Berbeda dengan deuteranopia bawaan, kondisi buta warna yang terjadi akibat faktor-faktor ini bisa membaik atau memburuk seiring dengan hal yang mendasarinya.

Faktor risiko

Beberapa faktor berikut dapat meningkatkan risiko terjadinya deuteranopia, yakni:
  • Memiliki riwayat keluarga buta warna.
  • Mengidap penyakit tertentu, seperti diabetes dan Alzheimer.
  • Bekerja di lingkungan yang memakai zat-zat kimia berbahaya bagi mata.
  • Berjenis kelamin laki-laki.
Selain saat periksa mata ke dokter, pemeriksaan kondisi buta warna bisa dilakukan ketika hendak mendaftar menjadi profesi-profesi tertentu yang memerlukan kemampuan untuk membedakan warna, seperti pilot, insinyur kereta api, atau teknisi listrik.Salah satu jenis pemeriksaan buta warna yang umum dilakukan dokter adalah dengan menggunakan gambar khusus yang dinamakan “pseudoisochromatic plates.” Gambar ini terdiri dari sekumpulan bintik-bintik kecil dan berjumlah sangat banyak.Beberapa bintik-bintik dalam gambar tersebut memiliki warna berbeda, dan perbedaan warna tersebut menggambarkan pola seperti angka atau simbol tertentu.Seseorang dengan mata normal dapat melihat angka dan simbol yang tertera pada gambar tersebut. Sebaliknya, seseorang yang mengalami deuteranopia tidak bisa melihat angka maupun simbol tersebut karena mereka tidak bisa membedakan warna pada gambar.Baca juga: 6 Aplikasi Tes Buta Warna yang Mudah Digunakan
Hingga saat ini deuteranopia yang diturunkan secara genetik masih belum bisa disembuhkan.Meskipun begitu, penglihatan masih bisa dibantu menggunakan beberapa cara:
  • Mempergunakan kacamata atau lensa kontak khusus.
  • Menggunakan alat bantu visual, baik itu aplikasi perangkat lunak atau teknologi lainnya yang dapat membantu penglihatan warna.
Penelitian mengenai pengobatan untuk mengatasi buta warna masih berjalan hingga saat ini, sehingga mungkin saja penyakit ini bisa diobati di masa depan.Untuk penderita deuteranopia akibat penyakit atau paparan yang merusak mata, kondisi mata bisa membaik seiring penyebab kerusakan mata tersebut ditanggulangi. Misalnya, apabila buta warna terjadi akibat obat-obatan, dokter bisa menurunkan dosisnya atau memberikan obat alternatif. 

Komplikasi

Penderita buta warna umumnya akan mengalami kesulitan dalam hal-hal berikut di kesehariannya:
  • Kesulitan membedakan buah yang matang atau belum matang.
  •  Kesulitan memadukan dan memadankan warna pakaian.
  • Kesulitan memastikan kematangan daging yang dimasak.
  • Kesulitan membaca informasi pada bagan atau grafik berwarna.
Penderita buta warna pun tidak dapat mengambil profesi yang membutuhkan kemampuan membedakan warna, seperti pilot, insinyur kereta api, teknisi listrik, dan desainer grafis.

• **Petunjuk Tugas**
(1) Tentukan apakah setiap pernyataan (a), (b), dan (c) sesuai dengan teks tentang deuteranopia. Jawab ya atau tidak, lalu kutip kata-kata teks yang menentukan jawaban itu. (a) Deuteranopia yang diturunkan secara genetik saat ini sudah dapat disembuhkan. (b) Berjenis kelamin laki-laki termasuk faktor yang dapat meningkatkan risiko deuteranopia. (c) Bila buta warna terjadi akibat obat-obatan, dokter bisa menurunkan dosis atau memberikan obat alternatif.
(2) Lanjutkan teks tentang deuteranopia mulai dari sesudah kalimat terakhirnya.
Baris-baris sesudah ini merupakan bahan tersendiri yang terpisah dari teks tentang deuteranopia.

• **Bahan yang Disediakan**
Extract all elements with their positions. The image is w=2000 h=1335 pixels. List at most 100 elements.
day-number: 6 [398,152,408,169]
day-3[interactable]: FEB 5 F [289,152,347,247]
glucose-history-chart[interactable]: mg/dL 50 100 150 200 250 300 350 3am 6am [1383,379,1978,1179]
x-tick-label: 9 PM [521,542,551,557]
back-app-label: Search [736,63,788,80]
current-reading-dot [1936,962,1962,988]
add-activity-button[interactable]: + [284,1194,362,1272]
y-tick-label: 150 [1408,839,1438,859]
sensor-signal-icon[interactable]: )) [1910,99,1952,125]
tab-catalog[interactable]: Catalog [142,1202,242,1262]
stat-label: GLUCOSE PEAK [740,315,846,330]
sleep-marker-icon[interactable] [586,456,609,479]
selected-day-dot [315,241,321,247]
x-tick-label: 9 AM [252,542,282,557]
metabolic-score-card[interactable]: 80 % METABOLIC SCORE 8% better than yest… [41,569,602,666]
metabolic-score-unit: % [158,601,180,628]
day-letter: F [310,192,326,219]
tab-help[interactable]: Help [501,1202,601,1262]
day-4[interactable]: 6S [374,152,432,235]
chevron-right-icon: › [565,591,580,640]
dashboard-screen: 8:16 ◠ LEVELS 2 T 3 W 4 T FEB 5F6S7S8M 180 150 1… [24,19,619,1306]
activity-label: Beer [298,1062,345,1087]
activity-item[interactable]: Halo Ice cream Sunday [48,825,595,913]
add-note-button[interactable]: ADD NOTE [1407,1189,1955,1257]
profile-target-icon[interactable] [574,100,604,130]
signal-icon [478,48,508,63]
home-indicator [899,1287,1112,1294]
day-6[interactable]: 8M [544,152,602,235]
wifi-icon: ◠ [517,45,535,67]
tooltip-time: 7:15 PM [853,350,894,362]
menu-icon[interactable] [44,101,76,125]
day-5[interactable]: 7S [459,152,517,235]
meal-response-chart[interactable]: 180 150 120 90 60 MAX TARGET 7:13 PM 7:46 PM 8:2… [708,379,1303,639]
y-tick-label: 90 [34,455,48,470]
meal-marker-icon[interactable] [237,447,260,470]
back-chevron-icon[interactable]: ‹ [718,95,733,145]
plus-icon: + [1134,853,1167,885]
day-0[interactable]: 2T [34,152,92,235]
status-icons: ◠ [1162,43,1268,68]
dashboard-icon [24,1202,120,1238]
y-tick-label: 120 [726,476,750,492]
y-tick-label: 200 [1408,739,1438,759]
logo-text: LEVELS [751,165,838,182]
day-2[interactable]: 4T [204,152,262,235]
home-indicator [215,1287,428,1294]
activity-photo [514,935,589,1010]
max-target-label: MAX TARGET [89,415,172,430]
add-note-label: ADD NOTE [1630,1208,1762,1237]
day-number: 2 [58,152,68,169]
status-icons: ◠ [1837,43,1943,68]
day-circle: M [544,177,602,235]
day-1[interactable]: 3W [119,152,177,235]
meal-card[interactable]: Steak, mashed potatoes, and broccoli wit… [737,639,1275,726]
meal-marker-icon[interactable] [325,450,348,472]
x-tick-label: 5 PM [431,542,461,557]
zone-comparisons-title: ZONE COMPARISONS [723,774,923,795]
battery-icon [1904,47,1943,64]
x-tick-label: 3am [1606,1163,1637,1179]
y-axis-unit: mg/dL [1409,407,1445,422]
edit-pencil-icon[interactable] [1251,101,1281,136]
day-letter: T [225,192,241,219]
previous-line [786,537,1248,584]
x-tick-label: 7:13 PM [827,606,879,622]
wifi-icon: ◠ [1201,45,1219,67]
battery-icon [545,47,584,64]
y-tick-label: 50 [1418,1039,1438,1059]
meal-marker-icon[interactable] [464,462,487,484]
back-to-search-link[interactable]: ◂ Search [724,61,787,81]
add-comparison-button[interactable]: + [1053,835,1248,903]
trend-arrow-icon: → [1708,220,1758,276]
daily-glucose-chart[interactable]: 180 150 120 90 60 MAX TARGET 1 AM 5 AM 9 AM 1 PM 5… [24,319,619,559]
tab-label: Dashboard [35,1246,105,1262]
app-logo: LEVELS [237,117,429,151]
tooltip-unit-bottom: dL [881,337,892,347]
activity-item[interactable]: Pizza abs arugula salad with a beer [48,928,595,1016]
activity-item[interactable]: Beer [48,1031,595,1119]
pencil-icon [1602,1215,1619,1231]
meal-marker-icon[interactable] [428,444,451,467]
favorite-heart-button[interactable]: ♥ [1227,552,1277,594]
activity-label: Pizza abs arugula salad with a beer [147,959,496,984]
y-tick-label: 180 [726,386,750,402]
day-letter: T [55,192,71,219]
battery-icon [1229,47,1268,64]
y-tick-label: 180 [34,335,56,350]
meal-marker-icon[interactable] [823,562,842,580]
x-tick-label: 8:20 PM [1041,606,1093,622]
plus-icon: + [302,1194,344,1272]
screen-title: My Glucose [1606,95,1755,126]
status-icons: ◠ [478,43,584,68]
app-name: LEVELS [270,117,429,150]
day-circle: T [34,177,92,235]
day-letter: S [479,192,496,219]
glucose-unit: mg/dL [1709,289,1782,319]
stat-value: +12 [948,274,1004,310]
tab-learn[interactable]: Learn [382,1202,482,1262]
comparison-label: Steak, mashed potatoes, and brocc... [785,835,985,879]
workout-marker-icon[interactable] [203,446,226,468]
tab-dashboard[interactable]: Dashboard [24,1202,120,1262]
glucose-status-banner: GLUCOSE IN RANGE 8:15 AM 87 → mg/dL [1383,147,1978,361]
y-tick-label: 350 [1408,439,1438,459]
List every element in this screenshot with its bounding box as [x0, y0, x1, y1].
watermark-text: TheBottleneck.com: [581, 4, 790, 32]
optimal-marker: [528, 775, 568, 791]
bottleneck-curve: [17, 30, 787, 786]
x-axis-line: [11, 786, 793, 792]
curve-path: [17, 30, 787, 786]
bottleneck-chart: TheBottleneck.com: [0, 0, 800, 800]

• **Hasil**
(1)
(a) Tidak: "Hingga saat ini deuteranopia yang diturunkan secara genetik masih belum bisa disembuhkan."
(b) Ya: "Berjenis kelamin laki-laki."
(c) Ya: "dokter bisa menurunkan dosisnya atau memberikan obat alternatif"

(2)
Deuteranopia bawaan tidak dapat dicegah. Meski demikian, buta warna akibat penyakit dan paparan masih bisa dicegah.Salah satu penyebab kebutaan warna adalah akibat gangguan pada retina dan sistem saraf mata. Maka dari itu, ada baiknya untuk tetap menjaga kondisi mata tetap sehat.Pola hidup sehat seperti makan buah-buahan dan sayuran, tidak terlalu lama melihat layar komputer, dan rutin periksa mata ke dokter akan sangat membantu menjaga kesehatan mata.
Segeralah berkonsultasi dengan dokter mata apabila mengalami gejala buta warna. Terutama jika sebelumnya Anda bisa melihat warna secara normal. Deuteranopia yang bukan disebabkan faktor genetik bisa jadi menandakan  gangguan atau penyakit yang kemungkinan berbahaya.
Sebelum pemeriksaan oleh dokter, Anda dapat mempersiapkan beberapa hal di bawah ini:
  • Buat daftar seputar gejala dan gangguan pada aktivitas akibat gangguan persepsi warna yang Anda rasakan
  • Catat riwayat penyakit atau trauma atau iritasi pada mata yang pernah Anda alami
  • Catat pertanyaan-pertanyaan yang ingin Anda ajukan pada dokter.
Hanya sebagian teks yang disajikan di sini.